── DATA SHOWN ──

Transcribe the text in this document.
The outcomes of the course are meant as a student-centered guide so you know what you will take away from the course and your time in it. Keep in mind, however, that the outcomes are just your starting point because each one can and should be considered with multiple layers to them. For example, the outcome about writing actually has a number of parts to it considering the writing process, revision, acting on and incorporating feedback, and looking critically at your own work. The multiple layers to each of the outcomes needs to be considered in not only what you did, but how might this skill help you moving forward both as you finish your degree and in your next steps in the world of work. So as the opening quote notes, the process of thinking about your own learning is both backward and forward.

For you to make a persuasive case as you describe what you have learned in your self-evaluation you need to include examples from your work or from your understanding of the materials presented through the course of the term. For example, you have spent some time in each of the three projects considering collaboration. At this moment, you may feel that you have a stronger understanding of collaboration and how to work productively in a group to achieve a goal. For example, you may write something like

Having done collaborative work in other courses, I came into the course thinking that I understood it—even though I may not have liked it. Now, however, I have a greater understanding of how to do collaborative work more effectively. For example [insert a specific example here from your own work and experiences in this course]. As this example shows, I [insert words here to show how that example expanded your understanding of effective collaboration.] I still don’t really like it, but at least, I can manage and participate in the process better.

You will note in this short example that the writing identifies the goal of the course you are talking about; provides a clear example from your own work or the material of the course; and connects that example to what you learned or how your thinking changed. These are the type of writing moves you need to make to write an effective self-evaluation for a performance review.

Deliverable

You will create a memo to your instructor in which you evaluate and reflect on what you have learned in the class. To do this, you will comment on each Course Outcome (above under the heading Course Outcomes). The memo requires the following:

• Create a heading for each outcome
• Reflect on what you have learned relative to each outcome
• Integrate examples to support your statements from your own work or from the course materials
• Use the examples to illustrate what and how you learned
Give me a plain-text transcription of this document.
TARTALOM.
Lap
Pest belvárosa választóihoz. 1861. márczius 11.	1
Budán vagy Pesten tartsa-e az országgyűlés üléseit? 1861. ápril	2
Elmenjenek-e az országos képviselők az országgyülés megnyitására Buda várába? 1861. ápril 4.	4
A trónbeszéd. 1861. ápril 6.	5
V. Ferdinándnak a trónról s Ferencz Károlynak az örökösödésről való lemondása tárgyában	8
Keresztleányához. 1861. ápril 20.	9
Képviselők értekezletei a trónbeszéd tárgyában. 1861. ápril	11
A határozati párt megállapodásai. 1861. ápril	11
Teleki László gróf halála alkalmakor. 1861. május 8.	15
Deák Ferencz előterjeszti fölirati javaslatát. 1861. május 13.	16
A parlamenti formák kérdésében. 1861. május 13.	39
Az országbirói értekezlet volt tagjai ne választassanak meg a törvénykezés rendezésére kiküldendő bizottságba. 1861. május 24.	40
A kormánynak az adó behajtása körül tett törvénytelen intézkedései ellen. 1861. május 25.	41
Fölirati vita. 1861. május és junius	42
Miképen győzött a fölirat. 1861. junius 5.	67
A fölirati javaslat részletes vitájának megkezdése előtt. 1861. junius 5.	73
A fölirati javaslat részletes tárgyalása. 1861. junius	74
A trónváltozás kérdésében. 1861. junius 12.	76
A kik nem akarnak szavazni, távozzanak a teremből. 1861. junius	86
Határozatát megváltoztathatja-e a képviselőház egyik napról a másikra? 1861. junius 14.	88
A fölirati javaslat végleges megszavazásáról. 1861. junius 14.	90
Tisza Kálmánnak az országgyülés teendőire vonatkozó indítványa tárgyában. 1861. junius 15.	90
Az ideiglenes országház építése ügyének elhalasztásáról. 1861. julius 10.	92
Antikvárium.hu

───

_TO BE DONE_. Within the entries above, work out how many lines contain the word "examples". The number alone is the answer.

_WRITTEN SOLUTION_. 3